## Set problem
Copy, in full, each line of the material that holds the word "Pandemic".

## Chart and figure data
□ □ □ □ □ □ □
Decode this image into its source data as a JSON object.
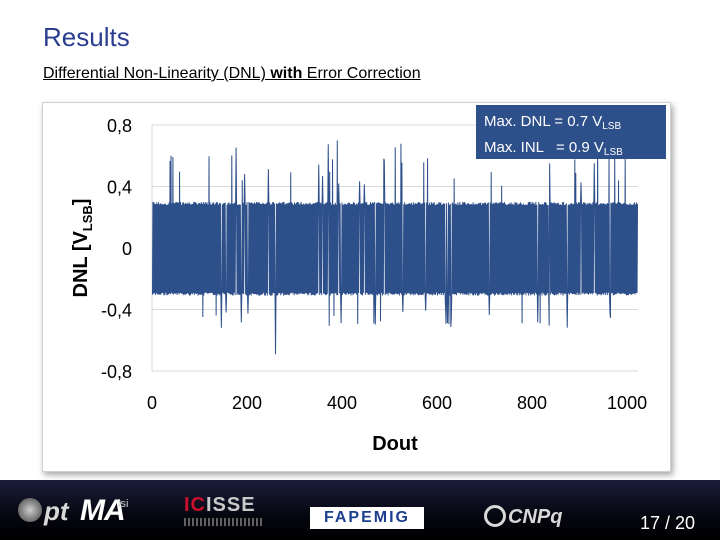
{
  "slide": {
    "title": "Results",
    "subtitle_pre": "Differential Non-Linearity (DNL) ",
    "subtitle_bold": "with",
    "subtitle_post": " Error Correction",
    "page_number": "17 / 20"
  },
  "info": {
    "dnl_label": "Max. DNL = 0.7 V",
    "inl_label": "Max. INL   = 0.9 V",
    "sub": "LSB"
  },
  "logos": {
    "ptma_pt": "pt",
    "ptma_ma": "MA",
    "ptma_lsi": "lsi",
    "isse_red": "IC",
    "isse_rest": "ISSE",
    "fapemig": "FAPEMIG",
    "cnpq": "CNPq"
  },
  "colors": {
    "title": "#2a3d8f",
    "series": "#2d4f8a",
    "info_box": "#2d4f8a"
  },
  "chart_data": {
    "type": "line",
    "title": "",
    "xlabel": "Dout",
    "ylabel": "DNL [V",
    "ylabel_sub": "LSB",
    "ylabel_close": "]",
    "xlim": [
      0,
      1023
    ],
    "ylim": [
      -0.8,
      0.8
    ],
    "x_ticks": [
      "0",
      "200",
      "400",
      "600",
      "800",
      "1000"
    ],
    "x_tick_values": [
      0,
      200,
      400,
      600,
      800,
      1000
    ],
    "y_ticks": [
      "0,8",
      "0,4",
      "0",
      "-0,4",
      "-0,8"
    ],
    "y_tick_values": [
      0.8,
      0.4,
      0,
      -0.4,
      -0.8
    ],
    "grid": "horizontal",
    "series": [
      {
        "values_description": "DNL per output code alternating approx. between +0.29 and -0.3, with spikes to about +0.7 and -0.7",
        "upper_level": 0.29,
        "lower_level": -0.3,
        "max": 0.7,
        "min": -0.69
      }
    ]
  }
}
□ □ □ □ □ □ □
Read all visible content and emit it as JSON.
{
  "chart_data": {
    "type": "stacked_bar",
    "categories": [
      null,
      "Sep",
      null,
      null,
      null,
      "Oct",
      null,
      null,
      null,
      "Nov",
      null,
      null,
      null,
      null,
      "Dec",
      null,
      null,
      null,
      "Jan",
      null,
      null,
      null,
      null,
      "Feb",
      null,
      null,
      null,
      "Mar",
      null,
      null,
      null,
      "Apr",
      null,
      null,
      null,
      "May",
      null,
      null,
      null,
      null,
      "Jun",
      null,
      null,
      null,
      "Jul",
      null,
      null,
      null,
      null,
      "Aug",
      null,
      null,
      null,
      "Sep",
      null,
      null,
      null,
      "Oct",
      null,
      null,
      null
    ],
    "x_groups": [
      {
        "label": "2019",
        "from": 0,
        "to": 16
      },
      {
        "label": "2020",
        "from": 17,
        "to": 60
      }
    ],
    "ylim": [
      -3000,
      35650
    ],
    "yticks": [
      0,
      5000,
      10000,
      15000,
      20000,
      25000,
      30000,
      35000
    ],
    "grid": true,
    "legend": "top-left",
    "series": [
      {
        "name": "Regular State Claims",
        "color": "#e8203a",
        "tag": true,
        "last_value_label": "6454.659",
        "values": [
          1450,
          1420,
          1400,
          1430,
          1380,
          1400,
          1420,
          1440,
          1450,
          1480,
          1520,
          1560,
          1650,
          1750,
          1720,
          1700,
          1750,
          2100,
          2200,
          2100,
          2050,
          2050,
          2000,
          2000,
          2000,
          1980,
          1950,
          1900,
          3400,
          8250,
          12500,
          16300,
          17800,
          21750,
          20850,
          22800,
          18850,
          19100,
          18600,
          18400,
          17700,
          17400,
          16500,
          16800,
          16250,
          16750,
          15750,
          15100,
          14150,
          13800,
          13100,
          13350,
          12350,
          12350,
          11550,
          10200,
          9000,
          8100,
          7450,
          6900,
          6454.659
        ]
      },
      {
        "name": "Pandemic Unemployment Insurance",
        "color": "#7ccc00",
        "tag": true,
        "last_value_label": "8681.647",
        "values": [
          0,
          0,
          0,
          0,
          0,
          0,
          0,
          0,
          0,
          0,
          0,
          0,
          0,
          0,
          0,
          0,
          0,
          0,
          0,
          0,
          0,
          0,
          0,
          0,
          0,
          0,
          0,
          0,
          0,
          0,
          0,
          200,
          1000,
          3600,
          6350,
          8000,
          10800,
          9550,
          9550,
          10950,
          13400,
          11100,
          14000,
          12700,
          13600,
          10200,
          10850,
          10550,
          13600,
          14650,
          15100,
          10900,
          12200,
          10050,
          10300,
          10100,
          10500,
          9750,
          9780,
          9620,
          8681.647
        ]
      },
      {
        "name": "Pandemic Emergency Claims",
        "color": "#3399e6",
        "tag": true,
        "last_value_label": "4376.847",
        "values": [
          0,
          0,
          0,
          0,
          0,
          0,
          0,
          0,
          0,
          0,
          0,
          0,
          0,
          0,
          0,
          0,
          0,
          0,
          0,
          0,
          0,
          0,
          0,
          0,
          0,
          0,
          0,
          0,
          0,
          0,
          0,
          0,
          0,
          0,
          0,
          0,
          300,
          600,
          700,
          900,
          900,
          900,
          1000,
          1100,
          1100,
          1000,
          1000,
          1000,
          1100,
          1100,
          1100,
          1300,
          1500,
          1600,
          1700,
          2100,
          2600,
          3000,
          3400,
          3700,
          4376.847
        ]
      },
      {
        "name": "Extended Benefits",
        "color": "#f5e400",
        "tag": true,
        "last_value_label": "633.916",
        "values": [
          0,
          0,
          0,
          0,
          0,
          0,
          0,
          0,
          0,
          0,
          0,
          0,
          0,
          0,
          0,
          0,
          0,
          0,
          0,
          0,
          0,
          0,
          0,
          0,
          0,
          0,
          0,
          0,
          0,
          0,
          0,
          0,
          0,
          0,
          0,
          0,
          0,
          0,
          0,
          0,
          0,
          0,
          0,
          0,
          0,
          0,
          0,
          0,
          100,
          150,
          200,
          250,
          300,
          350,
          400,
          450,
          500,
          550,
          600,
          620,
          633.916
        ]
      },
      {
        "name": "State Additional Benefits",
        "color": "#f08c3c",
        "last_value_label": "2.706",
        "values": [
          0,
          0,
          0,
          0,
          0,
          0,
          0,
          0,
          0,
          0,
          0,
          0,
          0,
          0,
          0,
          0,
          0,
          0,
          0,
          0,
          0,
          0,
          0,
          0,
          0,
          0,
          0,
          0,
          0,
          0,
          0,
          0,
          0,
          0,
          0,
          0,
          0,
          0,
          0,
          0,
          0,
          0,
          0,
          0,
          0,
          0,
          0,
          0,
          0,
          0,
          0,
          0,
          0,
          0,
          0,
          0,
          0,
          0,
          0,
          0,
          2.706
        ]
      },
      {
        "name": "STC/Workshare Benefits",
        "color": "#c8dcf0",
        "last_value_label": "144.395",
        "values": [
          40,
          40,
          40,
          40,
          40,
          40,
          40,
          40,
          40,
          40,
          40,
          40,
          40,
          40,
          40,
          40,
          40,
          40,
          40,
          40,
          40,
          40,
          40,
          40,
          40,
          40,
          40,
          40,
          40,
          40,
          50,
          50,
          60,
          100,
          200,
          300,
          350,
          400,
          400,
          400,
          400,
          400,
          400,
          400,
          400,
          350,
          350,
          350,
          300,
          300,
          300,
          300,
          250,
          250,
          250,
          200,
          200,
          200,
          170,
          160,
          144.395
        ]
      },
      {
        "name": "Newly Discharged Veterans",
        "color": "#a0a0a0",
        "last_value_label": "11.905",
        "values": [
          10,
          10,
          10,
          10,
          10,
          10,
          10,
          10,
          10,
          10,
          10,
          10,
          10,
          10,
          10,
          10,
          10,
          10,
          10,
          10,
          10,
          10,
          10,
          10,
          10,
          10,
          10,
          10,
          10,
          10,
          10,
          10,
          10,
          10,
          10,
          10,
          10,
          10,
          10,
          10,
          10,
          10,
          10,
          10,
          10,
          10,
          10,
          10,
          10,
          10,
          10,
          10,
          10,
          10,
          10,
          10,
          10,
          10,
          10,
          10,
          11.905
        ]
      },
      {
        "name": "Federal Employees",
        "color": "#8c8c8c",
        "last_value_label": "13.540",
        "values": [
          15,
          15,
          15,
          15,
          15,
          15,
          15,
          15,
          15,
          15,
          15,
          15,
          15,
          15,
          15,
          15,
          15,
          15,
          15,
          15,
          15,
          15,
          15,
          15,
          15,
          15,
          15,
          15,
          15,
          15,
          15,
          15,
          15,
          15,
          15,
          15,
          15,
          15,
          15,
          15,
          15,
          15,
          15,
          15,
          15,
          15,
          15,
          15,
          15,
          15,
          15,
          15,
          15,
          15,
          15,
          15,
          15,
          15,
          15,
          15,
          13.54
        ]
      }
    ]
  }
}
□ □ □ □ □ □ □
## Answer for the task
        "name": "Pandemic Unemployment Insurance",
        "name": "Pandemic Emergency Claims",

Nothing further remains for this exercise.